##### Input #####

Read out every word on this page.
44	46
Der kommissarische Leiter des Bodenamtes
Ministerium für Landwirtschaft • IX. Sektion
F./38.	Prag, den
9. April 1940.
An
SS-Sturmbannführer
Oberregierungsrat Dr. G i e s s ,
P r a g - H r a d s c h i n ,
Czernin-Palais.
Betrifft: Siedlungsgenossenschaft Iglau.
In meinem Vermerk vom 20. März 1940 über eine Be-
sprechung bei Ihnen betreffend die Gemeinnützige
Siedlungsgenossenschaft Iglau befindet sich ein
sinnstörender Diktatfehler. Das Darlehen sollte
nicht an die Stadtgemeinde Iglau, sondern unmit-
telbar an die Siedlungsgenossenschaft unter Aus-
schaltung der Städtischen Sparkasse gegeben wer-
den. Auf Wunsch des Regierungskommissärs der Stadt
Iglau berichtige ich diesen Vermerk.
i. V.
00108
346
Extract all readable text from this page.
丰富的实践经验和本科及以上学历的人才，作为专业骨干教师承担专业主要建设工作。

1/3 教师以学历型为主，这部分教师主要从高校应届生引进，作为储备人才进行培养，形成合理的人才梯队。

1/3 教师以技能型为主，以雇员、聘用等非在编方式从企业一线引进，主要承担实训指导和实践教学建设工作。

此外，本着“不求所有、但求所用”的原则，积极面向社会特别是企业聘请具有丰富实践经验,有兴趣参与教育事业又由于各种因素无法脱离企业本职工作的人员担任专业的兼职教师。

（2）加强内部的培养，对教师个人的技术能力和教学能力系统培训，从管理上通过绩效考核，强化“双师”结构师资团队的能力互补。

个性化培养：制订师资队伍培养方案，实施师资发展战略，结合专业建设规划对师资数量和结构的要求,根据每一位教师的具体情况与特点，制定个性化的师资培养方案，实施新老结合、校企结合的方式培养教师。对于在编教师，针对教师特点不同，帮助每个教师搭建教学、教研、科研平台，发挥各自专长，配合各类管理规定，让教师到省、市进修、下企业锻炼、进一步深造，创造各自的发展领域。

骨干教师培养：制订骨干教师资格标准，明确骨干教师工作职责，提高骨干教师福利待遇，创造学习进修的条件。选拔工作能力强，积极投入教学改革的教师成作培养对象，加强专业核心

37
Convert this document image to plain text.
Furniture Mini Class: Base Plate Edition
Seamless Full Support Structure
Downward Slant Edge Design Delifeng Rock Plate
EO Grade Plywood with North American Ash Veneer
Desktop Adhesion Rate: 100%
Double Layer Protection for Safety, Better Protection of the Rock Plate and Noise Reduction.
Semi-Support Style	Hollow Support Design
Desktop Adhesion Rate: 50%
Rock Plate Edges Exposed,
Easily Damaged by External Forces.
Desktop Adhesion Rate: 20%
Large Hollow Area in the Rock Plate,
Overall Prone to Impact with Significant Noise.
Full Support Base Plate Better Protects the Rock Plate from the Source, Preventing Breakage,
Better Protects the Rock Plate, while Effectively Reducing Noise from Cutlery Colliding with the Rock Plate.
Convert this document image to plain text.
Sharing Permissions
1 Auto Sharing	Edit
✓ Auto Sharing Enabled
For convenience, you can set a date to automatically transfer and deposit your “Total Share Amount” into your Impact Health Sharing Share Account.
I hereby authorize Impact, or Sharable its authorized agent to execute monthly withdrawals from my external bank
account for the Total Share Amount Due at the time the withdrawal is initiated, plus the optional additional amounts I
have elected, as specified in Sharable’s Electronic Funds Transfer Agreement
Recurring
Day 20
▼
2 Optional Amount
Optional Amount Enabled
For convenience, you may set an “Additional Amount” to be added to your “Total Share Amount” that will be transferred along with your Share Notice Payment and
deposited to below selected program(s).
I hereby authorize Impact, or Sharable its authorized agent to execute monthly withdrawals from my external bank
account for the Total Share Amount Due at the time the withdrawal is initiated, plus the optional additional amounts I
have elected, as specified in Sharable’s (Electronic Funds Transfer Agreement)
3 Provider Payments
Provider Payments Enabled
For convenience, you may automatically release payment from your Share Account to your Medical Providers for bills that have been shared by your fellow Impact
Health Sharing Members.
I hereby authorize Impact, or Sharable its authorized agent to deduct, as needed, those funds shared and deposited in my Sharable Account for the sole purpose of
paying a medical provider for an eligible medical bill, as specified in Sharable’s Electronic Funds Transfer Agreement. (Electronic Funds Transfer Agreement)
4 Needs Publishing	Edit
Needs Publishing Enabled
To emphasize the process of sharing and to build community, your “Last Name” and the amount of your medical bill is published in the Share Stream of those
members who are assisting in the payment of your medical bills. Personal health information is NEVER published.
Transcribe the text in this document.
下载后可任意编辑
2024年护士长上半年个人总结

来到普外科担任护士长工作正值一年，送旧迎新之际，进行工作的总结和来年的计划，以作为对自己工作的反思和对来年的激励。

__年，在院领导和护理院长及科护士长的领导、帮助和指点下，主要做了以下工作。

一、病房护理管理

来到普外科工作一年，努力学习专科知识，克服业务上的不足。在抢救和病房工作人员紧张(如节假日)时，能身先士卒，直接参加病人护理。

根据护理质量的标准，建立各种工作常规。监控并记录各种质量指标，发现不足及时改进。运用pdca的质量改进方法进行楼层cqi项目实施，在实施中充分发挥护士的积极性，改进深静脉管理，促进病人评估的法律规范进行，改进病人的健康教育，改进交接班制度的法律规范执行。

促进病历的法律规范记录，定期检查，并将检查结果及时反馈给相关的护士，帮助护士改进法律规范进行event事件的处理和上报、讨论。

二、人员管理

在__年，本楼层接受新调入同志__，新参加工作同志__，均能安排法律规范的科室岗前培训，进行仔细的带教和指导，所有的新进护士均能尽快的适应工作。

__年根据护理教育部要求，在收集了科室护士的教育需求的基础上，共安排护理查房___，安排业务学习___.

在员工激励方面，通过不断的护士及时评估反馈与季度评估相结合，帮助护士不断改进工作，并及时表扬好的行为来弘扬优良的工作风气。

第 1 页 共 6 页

#####

Objective:
Copy each line holding the word "published" from the listing above.

Complete response:
To emphasize the process of sharing and to build community, your “Last Name” and the amount of your medical bill is published in the Share Stream of those
members who are assisting in the payment of your medical bills. Personal health information is NEVER published.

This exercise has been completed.